Data lines –
------------------------
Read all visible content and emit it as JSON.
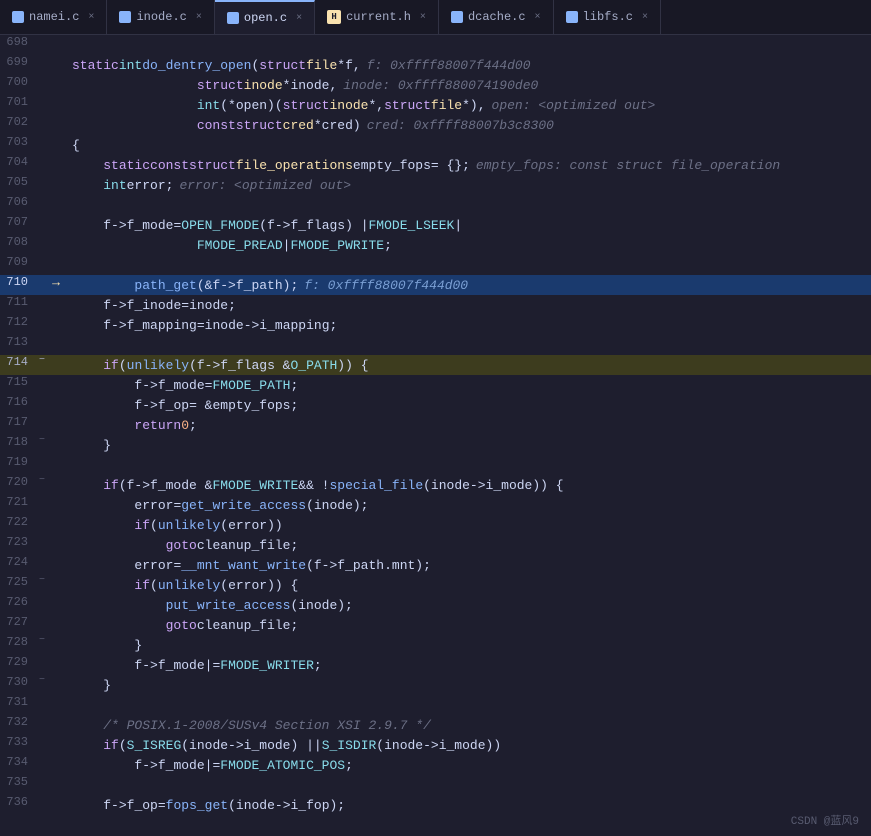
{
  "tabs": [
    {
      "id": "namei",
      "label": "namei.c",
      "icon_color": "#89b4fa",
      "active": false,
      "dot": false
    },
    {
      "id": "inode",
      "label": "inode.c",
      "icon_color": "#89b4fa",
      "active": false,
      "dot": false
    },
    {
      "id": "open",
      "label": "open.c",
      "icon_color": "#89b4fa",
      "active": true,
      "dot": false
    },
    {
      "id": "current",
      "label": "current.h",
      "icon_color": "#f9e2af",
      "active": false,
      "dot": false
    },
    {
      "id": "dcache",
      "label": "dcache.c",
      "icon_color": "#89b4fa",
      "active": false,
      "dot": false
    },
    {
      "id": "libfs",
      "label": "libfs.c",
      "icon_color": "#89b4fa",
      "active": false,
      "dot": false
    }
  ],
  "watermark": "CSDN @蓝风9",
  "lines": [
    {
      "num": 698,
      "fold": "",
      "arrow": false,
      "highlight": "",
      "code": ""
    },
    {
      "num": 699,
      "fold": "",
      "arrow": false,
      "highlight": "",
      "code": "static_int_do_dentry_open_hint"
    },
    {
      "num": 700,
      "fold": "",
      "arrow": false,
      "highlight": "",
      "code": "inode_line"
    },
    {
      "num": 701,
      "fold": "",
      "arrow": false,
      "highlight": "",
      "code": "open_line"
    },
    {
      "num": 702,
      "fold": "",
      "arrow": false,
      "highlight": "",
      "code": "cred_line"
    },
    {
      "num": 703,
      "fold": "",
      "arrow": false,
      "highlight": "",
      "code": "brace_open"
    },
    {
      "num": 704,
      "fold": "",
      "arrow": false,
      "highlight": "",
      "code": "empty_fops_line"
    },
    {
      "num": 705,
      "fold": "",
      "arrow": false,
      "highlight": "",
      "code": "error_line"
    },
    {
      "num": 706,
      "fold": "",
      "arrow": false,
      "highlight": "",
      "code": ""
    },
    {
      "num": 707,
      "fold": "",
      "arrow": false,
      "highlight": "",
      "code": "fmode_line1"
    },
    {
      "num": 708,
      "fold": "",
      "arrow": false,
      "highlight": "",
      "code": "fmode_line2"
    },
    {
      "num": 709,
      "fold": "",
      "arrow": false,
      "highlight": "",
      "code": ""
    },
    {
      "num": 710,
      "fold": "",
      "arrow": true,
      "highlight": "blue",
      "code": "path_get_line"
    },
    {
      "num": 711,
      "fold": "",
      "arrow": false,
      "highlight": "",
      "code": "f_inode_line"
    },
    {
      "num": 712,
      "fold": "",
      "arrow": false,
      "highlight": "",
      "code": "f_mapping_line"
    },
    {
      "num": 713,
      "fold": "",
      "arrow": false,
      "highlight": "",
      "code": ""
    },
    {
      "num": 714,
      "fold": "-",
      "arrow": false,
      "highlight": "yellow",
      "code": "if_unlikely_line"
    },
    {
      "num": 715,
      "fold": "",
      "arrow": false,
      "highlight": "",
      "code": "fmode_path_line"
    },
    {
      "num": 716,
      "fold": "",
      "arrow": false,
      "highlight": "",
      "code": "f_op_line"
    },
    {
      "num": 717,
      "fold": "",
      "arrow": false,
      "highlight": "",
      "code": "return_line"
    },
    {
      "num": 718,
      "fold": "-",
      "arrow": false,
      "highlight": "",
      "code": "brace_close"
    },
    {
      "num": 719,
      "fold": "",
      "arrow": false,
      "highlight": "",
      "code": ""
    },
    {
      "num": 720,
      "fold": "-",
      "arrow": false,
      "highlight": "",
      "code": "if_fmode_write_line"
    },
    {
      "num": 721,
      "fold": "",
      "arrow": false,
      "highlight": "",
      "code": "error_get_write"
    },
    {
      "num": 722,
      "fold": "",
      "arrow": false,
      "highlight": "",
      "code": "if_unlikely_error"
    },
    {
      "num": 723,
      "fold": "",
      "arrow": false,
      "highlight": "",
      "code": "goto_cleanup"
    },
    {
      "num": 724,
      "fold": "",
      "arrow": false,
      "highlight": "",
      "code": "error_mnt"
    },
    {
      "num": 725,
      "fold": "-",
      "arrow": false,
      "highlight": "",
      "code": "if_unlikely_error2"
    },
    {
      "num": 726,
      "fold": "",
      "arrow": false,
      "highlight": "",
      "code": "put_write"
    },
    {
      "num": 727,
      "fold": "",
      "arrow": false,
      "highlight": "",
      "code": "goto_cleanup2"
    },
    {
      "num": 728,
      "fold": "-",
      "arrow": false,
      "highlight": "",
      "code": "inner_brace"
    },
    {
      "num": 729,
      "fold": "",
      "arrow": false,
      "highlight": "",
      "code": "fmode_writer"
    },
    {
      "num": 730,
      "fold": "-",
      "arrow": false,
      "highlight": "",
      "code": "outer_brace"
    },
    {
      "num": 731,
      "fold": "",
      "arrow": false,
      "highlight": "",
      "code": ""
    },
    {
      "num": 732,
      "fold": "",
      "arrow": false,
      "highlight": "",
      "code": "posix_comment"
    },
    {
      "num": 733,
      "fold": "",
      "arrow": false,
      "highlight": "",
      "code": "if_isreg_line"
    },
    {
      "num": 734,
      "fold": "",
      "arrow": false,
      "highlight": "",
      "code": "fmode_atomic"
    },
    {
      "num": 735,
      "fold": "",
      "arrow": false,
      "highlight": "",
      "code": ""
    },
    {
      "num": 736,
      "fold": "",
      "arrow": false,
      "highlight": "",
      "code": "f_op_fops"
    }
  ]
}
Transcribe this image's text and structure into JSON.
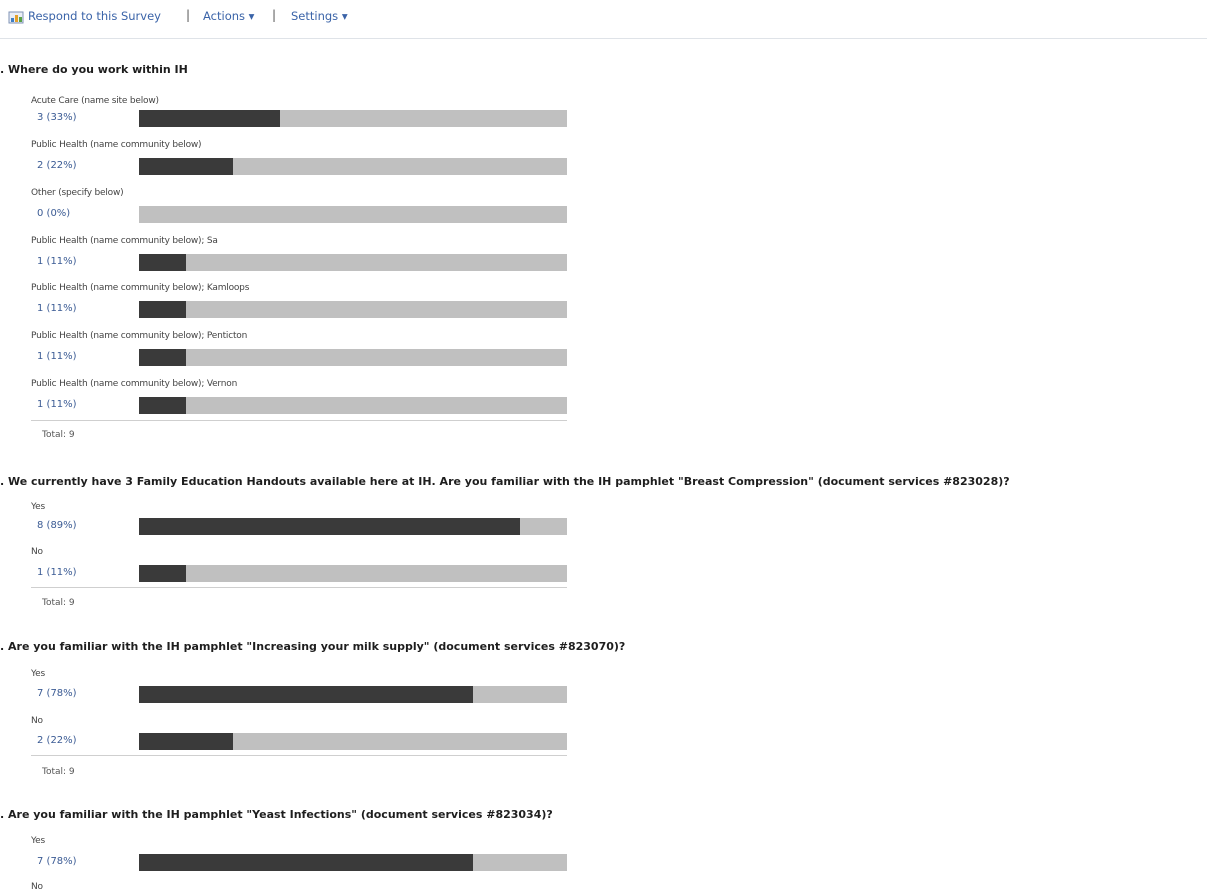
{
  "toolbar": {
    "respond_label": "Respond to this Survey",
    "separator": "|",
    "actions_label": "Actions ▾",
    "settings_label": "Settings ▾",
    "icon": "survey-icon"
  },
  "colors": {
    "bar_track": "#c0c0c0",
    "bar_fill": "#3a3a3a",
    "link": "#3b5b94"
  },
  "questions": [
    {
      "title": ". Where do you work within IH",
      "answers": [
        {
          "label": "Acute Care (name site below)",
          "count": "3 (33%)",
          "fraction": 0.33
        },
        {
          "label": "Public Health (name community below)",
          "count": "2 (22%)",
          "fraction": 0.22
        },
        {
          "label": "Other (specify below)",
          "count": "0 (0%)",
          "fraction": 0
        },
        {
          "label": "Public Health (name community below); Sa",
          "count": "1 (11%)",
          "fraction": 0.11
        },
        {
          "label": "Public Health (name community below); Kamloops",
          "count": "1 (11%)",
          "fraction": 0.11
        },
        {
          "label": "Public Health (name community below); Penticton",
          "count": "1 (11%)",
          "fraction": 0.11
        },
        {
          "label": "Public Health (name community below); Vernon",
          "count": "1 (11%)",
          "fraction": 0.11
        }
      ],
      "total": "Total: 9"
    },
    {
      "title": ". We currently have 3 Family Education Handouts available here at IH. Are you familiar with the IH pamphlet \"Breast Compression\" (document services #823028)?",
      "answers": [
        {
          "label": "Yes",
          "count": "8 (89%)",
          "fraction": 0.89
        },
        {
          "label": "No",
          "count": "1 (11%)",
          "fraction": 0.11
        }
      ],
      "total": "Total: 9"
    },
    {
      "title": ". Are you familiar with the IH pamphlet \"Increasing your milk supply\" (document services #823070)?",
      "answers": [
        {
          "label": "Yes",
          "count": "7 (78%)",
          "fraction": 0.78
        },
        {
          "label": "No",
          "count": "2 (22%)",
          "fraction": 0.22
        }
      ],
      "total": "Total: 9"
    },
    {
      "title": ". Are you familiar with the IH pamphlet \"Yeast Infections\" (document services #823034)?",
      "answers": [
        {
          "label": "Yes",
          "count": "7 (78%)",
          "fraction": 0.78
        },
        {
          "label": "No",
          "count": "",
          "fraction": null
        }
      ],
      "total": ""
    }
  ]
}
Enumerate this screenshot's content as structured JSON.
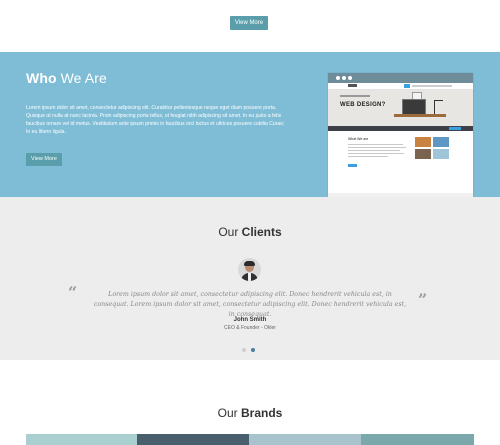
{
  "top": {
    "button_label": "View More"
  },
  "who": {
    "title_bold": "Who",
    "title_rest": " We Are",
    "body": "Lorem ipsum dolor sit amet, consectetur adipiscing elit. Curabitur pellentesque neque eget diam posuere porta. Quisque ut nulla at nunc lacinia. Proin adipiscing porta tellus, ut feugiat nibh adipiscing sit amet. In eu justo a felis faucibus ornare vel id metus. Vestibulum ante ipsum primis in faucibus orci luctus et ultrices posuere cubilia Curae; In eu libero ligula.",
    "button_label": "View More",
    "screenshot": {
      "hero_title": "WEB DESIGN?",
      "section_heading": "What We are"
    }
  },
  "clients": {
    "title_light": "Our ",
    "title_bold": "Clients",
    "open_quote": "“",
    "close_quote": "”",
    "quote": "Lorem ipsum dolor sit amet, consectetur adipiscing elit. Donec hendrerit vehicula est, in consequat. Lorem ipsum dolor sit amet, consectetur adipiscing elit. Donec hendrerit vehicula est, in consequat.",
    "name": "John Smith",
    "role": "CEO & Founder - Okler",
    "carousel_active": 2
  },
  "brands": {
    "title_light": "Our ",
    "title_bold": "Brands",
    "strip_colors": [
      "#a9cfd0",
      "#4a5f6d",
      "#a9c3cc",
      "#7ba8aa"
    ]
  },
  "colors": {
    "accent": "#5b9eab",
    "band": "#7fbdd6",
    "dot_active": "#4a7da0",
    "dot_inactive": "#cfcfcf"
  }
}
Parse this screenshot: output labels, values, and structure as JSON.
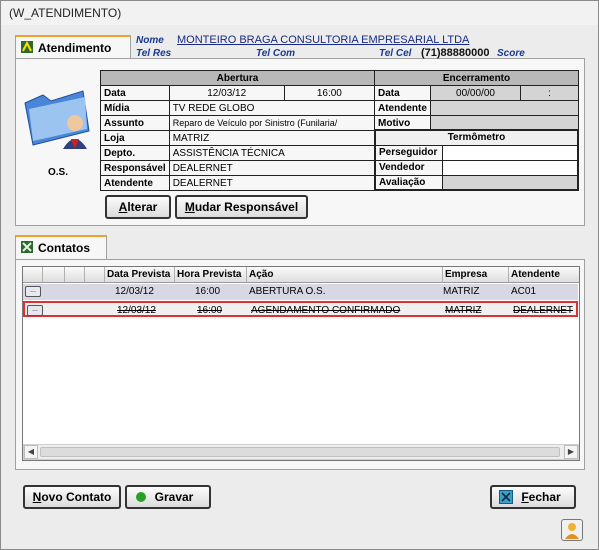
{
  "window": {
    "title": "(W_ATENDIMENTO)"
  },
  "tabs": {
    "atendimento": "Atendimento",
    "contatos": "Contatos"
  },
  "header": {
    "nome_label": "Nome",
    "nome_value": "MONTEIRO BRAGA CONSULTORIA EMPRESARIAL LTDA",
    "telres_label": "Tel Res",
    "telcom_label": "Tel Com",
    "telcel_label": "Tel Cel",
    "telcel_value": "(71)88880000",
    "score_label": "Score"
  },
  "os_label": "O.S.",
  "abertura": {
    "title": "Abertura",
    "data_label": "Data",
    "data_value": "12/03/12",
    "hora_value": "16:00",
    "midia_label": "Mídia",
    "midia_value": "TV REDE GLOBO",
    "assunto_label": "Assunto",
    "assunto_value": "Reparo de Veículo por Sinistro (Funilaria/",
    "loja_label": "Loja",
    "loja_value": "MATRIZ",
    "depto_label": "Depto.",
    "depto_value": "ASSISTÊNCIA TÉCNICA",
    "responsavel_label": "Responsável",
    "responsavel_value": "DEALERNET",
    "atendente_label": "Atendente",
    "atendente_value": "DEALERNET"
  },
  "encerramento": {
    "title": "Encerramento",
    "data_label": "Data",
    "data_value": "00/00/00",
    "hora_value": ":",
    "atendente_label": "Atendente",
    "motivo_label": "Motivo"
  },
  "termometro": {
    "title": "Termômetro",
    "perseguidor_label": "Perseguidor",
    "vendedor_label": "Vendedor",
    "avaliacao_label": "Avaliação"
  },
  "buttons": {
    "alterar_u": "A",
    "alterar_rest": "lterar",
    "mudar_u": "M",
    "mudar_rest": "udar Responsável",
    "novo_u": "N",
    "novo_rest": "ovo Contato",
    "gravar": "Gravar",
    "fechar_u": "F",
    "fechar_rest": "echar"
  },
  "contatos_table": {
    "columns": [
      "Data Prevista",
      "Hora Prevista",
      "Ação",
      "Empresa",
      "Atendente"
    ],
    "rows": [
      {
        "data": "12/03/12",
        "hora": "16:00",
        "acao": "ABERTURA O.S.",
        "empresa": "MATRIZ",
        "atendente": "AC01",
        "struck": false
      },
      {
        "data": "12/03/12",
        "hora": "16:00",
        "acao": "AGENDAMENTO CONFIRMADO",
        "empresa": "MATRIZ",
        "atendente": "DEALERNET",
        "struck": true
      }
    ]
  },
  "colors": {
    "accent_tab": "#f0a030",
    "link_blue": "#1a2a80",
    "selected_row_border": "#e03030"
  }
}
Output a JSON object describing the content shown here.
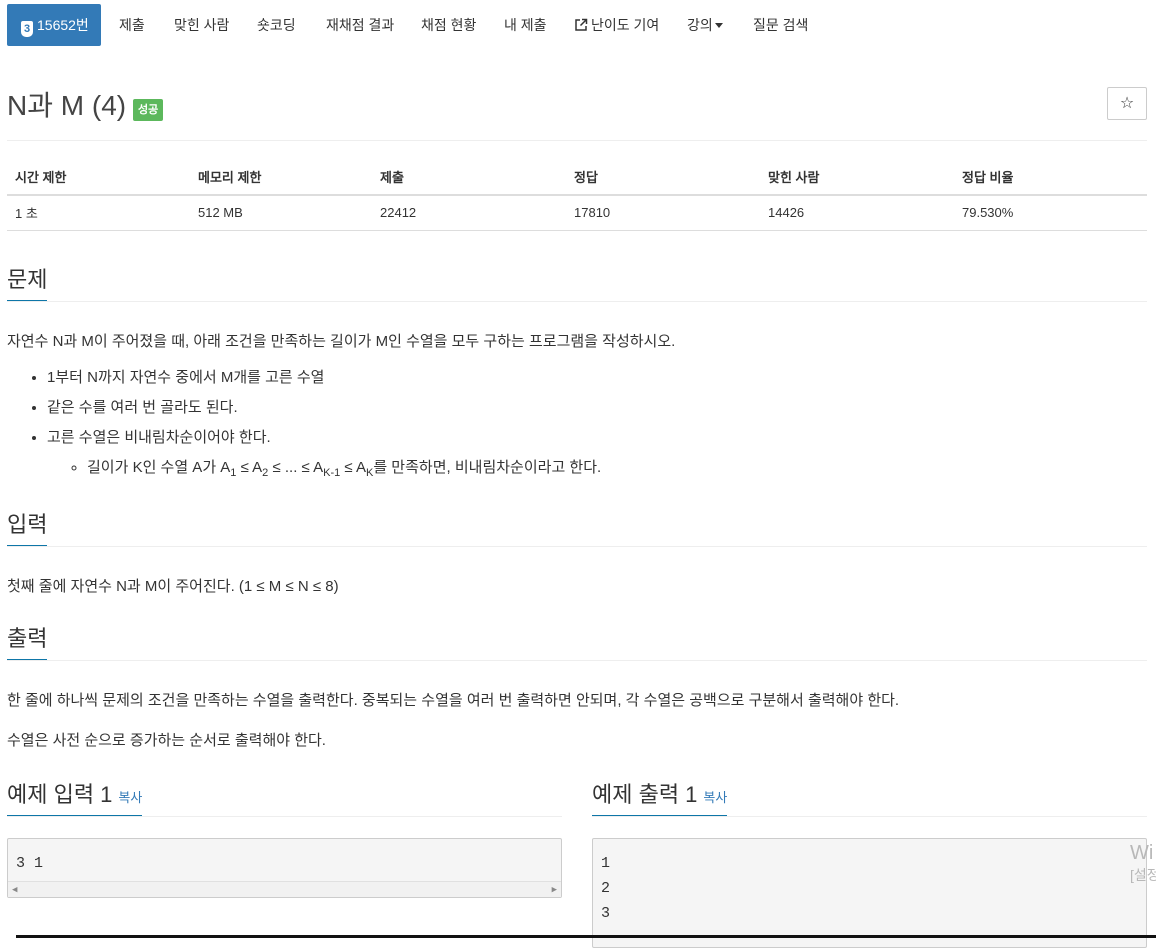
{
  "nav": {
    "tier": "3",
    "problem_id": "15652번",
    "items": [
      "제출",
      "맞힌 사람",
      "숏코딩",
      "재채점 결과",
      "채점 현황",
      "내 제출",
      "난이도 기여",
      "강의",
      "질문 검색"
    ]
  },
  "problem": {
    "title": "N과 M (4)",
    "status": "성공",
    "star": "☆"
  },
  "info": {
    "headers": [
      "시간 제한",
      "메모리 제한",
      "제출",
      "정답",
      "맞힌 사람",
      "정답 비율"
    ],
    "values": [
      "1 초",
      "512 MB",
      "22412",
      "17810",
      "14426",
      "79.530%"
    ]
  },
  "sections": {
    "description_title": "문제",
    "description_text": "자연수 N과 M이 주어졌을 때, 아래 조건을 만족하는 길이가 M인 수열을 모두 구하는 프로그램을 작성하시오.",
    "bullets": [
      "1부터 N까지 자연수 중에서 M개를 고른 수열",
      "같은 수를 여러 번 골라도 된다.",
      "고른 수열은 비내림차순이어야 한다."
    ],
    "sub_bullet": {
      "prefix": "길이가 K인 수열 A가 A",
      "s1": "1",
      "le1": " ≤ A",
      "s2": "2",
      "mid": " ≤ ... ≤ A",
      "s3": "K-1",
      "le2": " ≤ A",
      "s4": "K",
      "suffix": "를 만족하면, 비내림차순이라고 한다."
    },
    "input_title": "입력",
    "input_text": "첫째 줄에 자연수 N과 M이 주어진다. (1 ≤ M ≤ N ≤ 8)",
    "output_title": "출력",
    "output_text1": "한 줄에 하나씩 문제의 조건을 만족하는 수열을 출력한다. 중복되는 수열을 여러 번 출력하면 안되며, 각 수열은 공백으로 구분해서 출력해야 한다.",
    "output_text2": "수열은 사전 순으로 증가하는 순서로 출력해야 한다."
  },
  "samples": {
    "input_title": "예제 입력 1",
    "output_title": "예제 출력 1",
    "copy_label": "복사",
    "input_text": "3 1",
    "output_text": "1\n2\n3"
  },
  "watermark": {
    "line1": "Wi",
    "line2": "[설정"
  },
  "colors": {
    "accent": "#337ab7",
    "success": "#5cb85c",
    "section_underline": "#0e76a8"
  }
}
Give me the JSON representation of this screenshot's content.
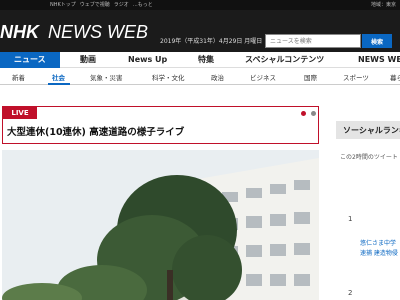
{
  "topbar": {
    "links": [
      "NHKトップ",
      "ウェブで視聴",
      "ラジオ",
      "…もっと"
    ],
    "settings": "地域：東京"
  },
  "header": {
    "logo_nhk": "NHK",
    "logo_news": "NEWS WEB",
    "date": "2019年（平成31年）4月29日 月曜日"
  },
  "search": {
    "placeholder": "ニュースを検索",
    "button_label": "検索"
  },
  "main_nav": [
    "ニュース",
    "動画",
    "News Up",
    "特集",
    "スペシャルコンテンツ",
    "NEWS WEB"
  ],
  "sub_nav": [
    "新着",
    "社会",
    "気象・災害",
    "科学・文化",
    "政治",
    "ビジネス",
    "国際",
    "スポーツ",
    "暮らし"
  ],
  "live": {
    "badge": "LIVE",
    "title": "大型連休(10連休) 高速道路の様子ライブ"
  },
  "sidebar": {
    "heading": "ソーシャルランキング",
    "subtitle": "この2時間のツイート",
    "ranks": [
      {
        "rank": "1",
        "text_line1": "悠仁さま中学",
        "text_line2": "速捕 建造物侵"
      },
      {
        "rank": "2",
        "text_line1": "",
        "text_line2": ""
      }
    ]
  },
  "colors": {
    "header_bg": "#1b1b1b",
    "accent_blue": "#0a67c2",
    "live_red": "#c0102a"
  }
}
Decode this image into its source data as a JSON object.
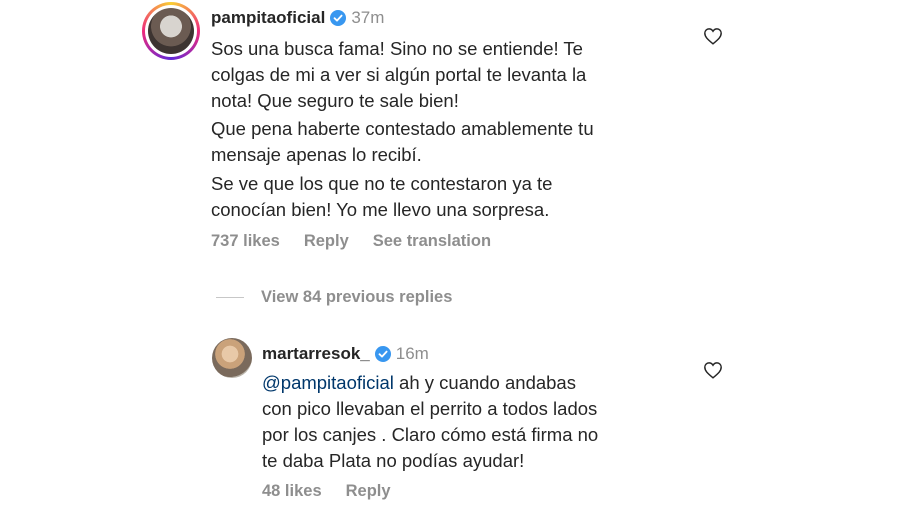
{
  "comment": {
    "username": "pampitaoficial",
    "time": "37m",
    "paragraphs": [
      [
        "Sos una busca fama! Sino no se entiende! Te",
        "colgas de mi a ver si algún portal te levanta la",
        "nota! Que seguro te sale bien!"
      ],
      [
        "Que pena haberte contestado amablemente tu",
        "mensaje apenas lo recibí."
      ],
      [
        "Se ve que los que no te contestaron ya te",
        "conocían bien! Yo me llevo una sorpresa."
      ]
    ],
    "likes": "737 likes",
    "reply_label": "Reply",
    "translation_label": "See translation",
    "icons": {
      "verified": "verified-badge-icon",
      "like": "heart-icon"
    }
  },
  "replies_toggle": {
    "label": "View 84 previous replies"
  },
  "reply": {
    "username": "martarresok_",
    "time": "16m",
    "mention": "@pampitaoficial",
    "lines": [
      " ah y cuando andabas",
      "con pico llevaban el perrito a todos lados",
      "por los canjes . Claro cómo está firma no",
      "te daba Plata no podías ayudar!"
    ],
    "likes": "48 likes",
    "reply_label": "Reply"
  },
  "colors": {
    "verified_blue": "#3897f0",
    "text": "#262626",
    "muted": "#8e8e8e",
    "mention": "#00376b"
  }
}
------------------------
Stated task – Report how many lines in the entries hold the string "View". Nothing but the number is wanted.

The reply – 3